> **SET PROBLEM**
Extract the lines of the material from the line with "series-line-2022 [93,260,739,339]" up to and including the line with "x-tick-label: M [316,381,328,397]", copying them exactly.

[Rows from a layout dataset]

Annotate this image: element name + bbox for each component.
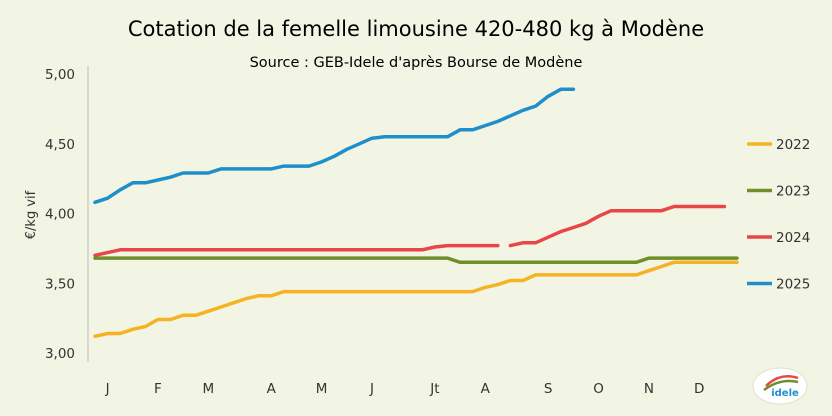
series-line-2022 [93,260,739,339]
x-tick-label: N [644,381,654,397]
y-tick-label: 4,50 [45,137,75,153]
legend-label-2023: 2023 [776,184,810,200]
legend-label-2025: 2025 [776,277,810,293]
x-tick-label: A [267,381,277,397]
x-tick-label: F [154,381,162,397]
x-tick-label: M [316,381,328,397]
x-tick-label: J [105,381,110,397]
legend-label-2022: 2022 [776,137,810,153]
x-tick-labels: J F M A M J Jt A S O N D [105,381,705,397]
x-tick-label: J [369,381,374,397]
y-tick-label: 3,00 [45,346,75,362]
y-tick-labels: 3,00 3,50 4,00 4,50 5,00 [45,67,75,362]
legend: 2022 2023 2024 2025 [747,137,810,293]
series-line-2024 [93,243,500,258]
series-line-2025 [93,87,576,205]
x-tick-label: Jt [429,381,439,397]
idele-logo: idele [752,367,808,405]
y-tick-label: 3,50 [45,276,75,292]
series-line-2024 [508,204,727,248]
x-tick-label: S [544,381,553,397]
legend-label-2024: 2024 [776,230,810,246]
x-tick-label: A [481,381,491,397]
y-tick-label: 4,00 [45,207,75,223]
series-lines [93,87,739,339]
y-axis-label: €/kg vif [24,190,39,239]
x-tick-label: M [202,381,214,397]
x-tick-label: O [593,381,604,397]
y-tick-label: 5,00 [45,67,75,83]
series-line-2023 [93,256,739,265]
chart-subtitle: Source : GEB-Idele d'après Bourse de Mod… [250,55,583,71]
x-tick-label: D [694,381,704,397]
svg-text:idele: idele [771,388,799,399]
chart-title: Cotation de la femelle limousine 420-480… [128,17,704,41]
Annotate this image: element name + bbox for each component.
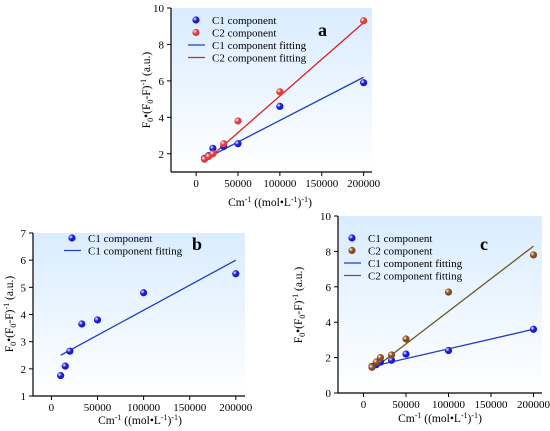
fit-line-a	[204, 22, 365, 163]
legend-label-a: C1 component	[212, 15, 276, 27]
y-tick-label-c: 8	[326, 246, 332, 258]
fit-line-c	[371, 328, 534, 368]
x-tick-label-c: 50000	[392, 399, 420, 411]
x-axis-label-a: Cm-1 ((mol•L-1)-1)	[228, 195, 312, 209]
y-tick-label-b: 1	[21, 391, 27, 403]
legend-label-c: C1 component fitting	[368, 258, 463, 270]
legend-marker-shine-a	[192, 28, 200, 37]
x-tick-label-b: 50000	[84, 402, 112, 414]
y-tick-label-b: 7	[21, 228, 27, 240]
plot-area-b	[33, 233, 245, 396]
y-tick-label-b: 3	[21, 337, 27, 349]
data-point-shine-b	[140, 289, 148, 297]
legend-label-a: C2 component	[212, 28, 276, 40]
data-point-shine-a	[276, 88, 284, 96]
fit-line-c	[371, 245, 534, 371]
data-point-shine-b	[61, 362, 69, 370]
legend-label-a: C2 component fitting	[212, 53, 307, 65]
x-tick-label-b: 100000	[127, 402, 161, 414]
y-tick-label-c: 10	[320, 211, 332, 223]
y-tick-label-c: 0	[326, 388, 332, 400]
y-axis-label-a: F0•(F0-F)-1 (a.u.)	[139, 52, 155, 129]
legend-marker-shine-c	[348, 246, 356, 255]
data-point-shine-c	[387, 356, 396, 364]
x-tick-label-b: 200000	[219, 402, 253, 414]
legend-label-c: C2 component fitting	[368, 271, 463, 283]
panel-label-b: b	[192, 234, 202, 254]
legend-label-b: C1 component fitting	[88, 246, 183, 258]
data-point-shine-b	[78, 320, 86, 328]
x-tick-label-c: 150000	[475, 399, 509, 411]
panel-label-a: a	[318, 20, 327, 40]
legend-marker-shine-c	[348, 234, 356, 242]
y-tick-label-b: 5	[21, 282, 27, 294]
data-point-shine-c	[402, 350, 410, 358]
data-point-shine-a	[234, 140, 242, 148]
data-point-shine-a	[220, 140, 228, 148]
panel-a: 0 50000 100000 150000 200000 2 4 6 8 10 C1 compone…	[139, 3, 381, 209]
data-point-shine-a	[234, 117, 242, 125]
x-tick-label-c: 100000	[432, 399, 466, 411]
y-tick-label-c: 4	[326, 317, 332, 329]
data-point-shine-b	[232, 270, 240, 278]
data-point-shine-b	[93, 316, 102, 324]
data-point-shine-a	[209, 150, 217, 158]
panel-b: 0 50000 100000 150000 200000 1 2 3 4 5 6 7 C1 compon…	[2, 228, 253, 427]
legend-label-b: C1 component	[88, 233, 152, 245]
data-point-shine-c	[376, 354, 385, 362]
x-axis-label-b: Cm-1 ((mol•L-1)-1)	[98, 413, 182, 427]
panel-c: 0 50000 100000 150000 200000 0 2 4 6 8 10 C1 compon…	[291, 211, 550, 425]
data-point-shine-c	[368, 363, 376, 371]
y-axis-label-b: F0•(F0-F)-1 (a.u.)	[2, 276, 18, 353]
data-point-shine-c	[402, 335, 410, 343]
panel-label-c: c	[480, 234, 488, 254]
y-tick-label-a: 10	[153, 3, 165, 15]
y-axis-label-c: F0•(F0-F)-1 (a.u.)	[291, 267, 307, 344]
legend-marker-shine-a	[192, 16, 200, 24]
legend-label-c: C1 component	[368, 233, 432, 245]
x-tick-label-a: 100000	[263, 178, 297, 190]
y-tick-label-a: 4	[159, 112, 165, 124]
y-tick-label-b: 2	[21, 364, 27, 376]
y-tick-label-b: 6	[21, 255, 27, 267]
fit-line-b	[60, 259, 237, 356]
x-tick-label-c: 0	[361, 399, 367, 411]
y-tick-label-a: 8	[159, 39, 165, 51]
legend-marker-shine-b	[68, 234, 76, 242]
fit-line-a	[204, 76, 364, 160]
y-tick-label-a: 6	[159, 76, 165, 88]
legend-label-c: C2 component	[368, 246, 432, 258]
data-point-shine-c	[529, 251, 538, 259]
data-point-shine-b	[57, 372, 65, 380]
y-tick-label-a: 2	[159, 149, 165, 161]
data-point-shine-c	[529, 325, 538, 333]
x-tick-label-a: 200000	[347, 178, 381, 190]
legend-label-a: C1 component fitting	[212, 40, 307, 52]
y-tick-label-b: 4	[21, 310, 27, 322]
x-axis-label-c: Cm-1 ((mol•L-1)-1)	[398, 411, 482, 425]
data-point-shine-a	[276, 102, 284, 110]
y-tick-label-c: 6	[326, 282, 332, 294]
data-point-shine-c	[444, 288, 453, 296]
data-point-shine-b	[66, 347, 74, 355]
x-tick-label-b: 0	[49, 402, 55, 414]
data-point-shine-c	[387, 351, 396, 359]
data-point-shine-a	[360, 79, 368, 87]
data-point-shine-a	[209, 144, 217, 152]
x-tick-label-a: 150000	[305, 178, 339, 190]
data-point-shine-a	[360, 17, 368, 25]
y-tick-label-c: 2	[326, 353, 332, 365]
x-tick-label-a: 50000	[224, 178, 252, 190]
x-tick-label-a: 0	[193, 178, 199, 190]
x-tick-label-b: 150000	[173, 402, 207, 414]
data-point-shine-c	[444, 346, 453, 355]
x-tick-label-c: 200000	[517, 399, 550, 411]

> **SOLVED EXERCISE**
series-line-2022 [93,260,739,339]
x-tick-label: N [644,381,654,397]
y-tick-label: 4,50 [45,137,75,153]
legend-label-2023: 2023 [776,184,810,200]
legend-label-2025: 2025 [776,277,810,293]
x-tick-label: A [267,381,277,397]
x-tick-label: F [154,381,162,397]
x-tick-label: M [316,381,328,397]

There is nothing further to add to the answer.